### Given request:
In the material below, repeat only the lines from the one that holds "Give me the" through the final line, exactly as they stand.

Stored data
((
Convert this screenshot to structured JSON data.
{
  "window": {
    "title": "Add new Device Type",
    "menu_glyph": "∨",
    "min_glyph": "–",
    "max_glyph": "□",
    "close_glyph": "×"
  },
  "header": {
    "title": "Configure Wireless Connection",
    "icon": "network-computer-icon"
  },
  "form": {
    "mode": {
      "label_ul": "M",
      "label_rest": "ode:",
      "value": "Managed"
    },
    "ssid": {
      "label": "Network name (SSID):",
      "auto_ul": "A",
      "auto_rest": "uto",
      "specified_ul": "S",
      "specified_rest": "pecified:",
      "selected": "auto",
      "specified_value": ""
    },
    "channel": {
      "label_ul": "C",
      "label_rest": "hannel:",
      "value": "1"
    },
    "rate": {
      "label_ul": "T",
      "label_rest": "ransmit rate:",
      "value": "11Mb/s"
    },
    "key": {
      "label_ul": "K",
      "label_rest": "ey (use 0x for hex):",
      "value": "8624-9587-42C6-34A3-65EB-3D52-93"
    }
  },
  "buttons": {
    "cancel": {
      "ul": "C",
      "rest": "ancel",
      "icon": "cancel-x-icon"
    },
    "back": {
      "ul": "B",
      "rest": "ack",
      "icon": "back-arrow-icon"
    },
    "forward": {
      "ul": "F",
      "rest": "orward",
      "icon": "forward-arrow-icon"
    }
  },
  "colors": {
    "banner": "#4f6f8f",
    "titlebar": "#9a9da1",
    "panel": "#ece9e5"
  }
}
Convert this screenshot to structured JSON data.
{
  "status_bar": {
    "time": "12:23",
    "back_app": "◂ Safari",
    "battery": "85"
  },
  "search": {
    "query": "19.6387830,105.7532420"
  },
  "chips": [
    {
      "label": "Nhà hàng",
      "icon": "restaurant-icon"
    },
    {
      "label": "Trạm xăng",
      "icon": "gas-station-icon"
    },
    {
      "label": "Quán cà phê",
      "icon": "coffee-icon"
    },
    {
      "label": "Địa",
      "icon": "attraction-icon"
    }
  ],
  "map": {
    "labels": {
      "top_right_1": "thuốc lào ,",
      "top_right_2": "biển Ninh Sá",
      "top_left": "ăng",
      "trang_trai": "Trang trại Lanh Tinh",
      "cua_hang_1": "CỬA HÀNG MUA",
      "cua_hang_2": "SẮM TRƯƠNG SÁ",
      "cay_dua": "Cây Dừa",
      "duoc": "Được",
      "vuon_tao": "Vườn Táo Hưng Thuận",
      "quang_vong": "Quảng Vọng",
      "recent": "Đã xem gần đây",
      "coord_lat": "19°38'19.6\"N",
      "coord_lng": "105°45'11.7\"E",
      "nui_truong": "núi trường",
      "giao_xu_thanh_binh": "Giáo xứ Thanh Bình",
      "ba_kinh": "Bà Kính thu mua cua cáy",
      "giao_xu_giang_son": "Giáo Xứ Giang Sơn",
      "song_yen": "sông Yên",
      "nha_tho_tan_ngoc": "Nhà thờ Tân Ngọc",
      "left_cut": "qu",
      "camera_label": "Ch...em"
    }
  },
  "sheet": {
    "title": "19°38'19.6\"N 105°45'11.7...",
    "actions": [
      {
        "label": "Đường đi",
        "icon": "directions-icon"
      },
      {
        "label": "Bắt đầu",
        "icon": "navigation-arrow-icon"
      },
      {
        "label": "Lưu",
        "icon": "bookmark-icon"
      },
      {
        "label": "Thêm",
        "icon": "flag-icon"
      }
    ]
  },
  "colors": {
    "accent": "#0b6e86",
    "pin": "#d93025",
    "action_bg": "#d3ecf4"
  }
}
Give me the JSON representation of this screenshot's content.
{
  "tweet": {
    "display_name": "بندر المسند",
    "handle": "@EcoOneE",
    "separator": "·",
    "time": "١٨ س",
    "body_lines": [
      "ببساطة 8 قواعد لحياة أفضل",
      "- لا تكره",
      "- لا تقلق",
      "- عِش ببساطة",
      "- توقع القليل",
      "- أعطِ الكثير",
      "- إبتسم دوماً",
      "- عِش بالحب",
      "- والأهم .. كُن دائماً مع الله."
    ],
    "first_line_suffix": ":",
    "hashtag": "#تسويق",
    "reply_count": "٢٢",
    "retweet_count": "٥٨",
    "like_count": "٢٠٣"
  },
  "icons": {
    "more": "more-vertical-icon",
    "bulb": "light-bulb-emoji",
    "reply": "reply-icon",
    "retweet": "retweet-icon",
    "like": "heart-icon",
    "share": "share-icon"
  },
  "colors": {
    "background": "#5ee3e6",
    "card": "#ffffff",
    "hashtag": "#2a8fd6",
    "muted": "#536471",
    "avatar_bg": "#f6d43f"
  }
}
))
### Expected answer:
Give me the JSON representation of this screenshot's content.
{
  "tweet": {
    "display_name": "بندر المسند",
    "handle": "@EcoOneE",
    "separator": "·",
    "time": "١٨ س",
    "body_lines": [
      "ببساطة 8 قواعد لحياة أفضل",
      "- لا تكره",
      "- لا تقلق",
      "- عِش ببساطة",
      "- توقع القليل",
      "- أعطِ الكثير",
      "- إبتسم دوماً",
      "- عِش بالحب",
      "- والأهم .. كُن دائماً مع الله."
    ],
    "first_line_suffix": ":",
    "hashtag": "#تسويق",
    "reply_count": "٢٢",
    "retweet_count": "٥٨",
    "like_count": "٢٠٣"
  },
  "icons": {
    "more": "more-vertical-icon",
    "bulb": "light-bulb-emoji",
    "reply": "reply-icon",
    "retweet": "retweet-icon",
    "like": "heart-icon",
    "share": "share-icon"
  },
  "colors": {
    "background": "#5ee3e6",
    "card": "#ffffff",
    "hashtag": "#2a8fd6",
    "muted": "#536471",
    "avatar_bg": "#f6d43f"
  }
}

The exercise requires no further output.